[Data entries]
* begin *
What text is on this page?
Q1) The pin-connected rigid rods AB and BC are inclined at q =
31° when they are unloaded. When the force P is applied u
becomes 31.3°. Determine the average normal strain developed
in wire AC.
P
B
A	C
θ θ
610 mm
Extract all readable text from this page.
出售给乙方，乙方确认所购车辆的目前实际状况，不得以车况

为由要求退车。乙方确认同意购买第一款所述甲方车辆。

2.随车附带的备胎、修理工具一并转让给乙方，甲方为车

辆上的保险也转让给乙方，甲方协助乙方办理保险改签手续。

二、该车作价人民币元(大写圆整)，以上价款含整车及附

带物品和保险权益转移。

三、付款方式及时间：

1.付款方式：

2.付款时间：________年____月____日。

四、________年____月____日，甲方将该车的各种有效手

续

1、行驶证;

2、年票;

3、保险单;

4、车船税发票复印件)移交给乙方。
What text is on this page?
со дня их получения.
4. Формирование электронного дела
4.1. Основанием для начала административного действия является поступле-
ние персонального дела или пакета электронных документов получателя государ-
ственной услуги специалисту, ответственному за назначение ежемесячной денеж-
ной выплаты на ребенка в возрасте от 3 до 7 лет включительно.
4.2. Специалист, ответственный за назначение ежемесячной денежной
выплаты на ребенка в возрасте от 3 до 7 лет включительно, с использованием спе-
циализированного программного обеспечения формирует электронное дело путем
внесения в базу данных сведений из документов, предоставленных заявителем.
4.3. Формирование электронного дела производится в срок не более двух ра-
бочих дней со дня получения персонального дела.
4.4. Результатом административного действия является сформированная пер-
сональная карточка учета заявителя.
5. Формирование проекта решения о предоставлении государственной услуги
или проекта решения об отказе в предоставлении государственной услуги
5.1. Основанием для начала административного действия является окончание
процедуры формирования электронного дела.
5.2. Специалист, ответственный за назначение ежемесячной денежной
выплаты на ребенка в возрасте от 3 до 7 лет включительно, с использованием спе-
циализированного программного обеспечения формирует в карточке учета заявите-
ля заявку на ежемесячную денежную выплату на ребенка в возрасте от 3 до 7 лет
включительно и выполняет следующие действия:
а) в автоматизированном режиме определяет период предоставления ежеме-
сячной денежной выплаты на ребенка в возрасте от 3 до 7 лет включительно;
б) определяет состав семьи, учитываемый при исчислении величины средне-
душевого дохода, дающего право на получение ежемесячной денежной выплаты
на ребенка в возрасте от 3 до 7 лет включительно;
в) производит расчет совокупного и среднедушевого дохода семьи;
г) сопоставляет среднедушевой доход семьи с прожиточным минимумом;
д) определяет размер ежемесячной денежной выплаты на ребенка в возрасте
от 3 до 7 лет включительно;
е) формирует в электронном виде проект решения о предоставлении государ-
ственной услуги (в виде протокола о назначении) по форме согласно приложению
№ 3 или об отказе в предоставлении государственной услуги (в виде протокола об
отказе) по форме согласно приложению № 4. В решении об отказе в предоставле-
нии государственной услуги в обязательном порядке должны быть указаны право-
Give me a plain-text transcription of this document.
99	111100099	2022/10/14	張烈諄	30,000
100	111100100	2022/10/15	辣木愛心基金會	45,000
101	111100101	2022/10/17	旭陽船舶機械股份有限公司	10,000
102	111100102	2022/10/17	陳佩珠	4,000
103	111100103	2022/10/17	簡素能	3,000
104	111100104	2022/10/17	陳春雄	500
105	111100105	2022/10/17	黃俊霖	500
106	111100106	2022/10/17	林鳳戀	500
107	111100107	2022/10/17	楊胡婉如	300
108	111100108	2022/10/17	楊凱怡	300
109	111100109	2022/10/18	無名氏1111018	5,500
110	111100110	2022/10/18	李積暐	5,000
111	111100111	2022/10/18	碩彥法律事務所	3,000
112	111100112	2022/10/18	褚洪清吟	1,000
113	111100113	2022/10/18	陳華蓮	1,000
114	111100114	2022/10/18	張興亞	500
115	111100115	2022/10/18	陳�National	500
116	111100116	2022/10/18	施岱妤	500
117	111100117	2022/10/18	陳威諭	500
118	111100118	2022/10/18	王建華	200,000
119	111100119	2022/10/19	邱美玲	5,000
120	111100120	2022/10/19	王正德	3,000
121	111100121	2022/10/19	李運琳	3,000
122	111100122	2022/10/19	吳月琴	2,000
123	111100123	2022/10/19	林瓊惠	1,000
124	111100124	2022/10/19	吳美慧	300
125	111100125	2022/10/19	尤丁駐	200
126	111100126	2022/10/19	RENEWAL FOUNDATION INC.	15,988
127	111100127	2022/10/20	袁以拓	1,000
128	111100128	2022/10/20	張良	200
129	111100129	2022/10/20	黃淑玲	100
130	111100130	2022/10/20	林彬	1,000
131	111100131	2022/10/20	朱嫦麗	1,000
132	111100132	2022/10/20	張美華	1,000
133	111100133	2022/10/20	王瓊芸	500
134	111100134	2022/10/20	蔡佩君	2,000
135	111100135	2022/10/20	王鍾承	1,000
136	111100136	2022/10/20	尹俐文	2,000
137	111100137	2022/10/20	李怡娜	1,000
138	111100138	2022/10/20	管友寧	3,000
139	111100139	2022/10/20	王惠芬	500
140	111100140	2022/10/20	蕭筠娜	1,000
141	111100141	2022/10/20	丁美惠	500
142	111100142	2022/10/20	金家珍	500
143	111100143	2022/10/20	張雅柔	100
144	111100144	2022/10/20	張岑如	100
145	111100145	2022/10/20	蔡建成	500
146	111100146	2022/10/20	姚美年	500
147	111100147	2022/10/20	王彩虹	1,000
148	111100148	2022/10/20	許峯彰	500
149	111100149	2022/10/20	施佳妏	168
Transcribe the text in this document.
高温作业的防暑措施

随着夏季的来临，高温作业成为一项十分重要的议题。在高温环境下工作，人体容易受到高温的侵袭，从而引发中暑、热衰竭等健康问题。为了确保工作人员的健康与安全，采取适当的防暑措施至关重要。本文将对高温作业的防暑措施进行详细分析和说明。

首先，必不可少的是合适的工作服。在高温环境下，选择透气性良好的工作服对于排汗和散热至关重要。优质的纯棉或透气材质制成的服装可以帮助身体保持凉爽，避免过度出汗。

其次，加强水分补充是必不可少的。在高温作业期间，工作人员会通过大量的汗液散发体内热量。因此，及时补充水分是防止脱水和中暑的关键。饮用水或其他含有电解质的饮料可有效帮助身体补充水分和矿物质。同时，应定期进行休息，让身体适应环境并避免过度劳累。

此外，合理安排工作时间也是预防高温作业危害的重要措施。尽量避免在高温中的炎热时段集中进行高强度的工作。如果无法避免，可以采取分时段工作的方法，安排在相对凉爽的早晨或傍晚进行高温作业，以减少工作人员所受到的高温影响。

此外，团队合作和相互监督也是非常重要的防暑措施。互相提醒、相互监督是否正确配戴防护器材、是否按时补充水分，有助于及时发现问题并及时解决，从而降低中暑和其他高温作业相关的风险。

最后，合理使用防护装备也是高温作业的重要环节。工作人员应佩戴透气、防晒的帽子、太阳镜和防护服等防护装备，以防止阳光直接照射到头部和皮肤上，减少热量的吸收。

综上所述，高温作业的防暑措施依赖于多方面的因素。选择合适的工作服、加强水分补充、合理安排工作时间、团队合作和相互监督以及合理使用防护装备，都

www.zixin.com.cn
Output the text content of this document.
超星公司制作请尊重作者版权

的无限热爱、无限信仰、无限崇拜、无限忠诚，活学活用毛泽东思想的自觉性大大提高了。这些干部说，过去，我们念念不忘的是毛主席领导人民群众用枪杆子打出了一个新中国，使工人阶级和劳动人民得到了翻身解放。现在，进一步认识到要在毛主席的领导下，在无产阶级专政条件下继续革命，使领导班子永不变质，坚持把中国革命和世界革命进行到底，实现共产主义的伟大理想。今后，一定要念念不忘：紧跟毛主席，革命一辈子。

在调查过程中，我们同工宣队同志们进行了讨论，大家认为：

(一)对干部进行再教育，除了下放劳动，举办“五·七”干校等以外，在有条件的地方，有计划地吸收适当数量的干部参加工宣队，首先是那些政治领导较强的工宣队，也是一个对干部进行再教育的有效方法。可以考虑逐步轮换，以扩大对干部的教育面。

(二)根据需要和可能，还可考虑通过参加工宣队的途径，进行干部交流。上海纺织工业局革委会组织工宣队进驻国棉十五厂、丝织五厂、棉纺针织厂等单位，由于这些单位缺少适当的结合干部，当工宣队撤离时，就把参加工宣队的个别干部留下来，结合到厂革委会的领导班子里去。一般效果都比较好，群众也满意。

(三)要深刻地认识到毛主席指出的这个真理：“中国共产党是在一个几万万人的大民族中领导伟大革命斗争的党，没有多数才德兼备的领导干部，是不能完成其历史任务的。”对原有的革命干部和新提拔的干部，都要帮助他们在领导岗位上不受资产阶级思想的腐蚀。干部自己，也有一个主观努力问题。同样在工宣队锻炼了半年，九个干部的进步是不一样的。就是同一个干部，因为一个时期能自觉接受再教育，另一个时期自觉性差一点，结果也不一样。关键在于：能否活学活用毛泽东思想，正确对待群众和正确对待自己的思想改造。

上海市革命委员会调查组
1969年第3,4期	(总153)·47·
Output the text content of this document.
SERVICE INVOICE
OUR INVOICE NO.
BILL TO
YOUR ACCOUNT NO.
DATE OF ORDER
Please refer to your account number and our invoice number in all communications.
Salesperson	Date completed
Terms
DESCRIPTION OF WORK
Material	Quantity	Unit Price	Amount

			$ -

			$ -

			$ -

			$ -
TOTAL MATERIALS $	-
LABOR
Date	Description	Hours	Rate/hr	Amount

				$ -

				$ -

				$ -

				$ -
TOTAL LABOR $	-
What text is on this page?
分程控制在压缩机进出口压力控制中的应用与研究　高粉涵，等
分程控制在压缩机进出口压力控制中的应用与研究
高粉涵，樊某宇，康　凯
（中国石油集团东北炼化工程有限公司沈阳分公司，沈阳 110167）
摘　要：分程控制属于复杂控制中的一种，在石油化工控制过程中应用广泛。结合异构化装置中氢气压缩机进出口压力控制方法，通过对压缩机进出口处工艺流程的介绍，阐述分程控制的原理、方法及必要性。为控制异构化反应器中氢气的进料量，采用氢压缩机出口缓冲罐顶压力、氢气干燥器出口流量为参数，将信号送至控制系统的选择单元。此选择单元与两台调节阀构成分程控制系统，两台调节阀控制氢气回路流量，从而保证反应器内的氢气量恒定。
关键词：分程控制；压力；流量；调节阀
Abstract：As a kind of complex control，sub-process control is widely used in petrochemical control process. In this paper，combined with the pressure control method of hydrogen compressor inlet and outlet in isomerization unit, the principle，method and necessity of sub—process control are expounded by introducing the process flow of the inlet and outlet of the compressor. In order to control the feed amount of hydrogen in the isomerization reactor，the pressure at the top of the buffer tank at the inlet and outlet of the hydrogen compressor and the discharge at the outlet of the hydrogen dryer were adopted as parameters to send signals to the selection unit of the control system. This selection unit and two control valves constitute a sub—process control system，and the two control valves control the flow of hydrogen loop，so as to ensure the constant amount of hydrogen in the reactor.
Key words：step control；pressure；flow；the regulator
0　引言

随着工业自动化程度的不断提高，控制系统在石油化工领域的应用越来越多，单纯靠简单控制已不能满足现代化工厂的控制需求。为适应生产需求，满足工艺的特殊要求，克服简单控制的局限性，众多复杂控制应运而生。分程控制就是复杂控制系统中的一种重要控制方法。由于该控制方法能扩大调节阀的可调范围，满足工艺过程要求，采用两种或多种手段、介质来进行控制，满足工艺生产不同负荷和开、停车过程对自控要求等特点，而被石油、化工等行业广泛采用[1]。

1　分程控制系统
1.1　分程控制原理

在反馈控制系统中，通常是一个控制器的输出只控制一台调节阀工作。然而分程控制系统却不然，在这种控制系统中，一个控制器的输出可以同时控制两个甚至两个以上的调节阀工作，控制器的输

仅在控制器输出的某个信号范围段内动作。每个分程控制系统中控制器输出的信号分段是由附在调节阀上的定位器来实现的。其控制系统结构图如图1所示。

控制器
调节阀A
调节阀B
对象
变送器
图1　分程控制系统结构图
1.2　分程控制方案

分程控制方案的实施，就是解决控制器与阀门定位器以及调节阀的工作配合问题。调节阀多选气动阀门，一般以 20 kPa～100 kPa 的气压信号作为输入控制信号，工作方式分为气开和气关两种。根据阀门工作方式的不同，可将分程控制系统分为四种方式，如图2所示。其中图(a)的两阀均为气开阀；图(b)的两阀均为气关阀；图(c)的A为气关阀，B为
* end *
Work required:
Read the data above and pull out each line that holds the string "ответственный".

Task output:
4.2. Специалист, ответственный за назначение ежемесячной денежной
5.2. Специалист, ответственный за назначение ежемесячной денежной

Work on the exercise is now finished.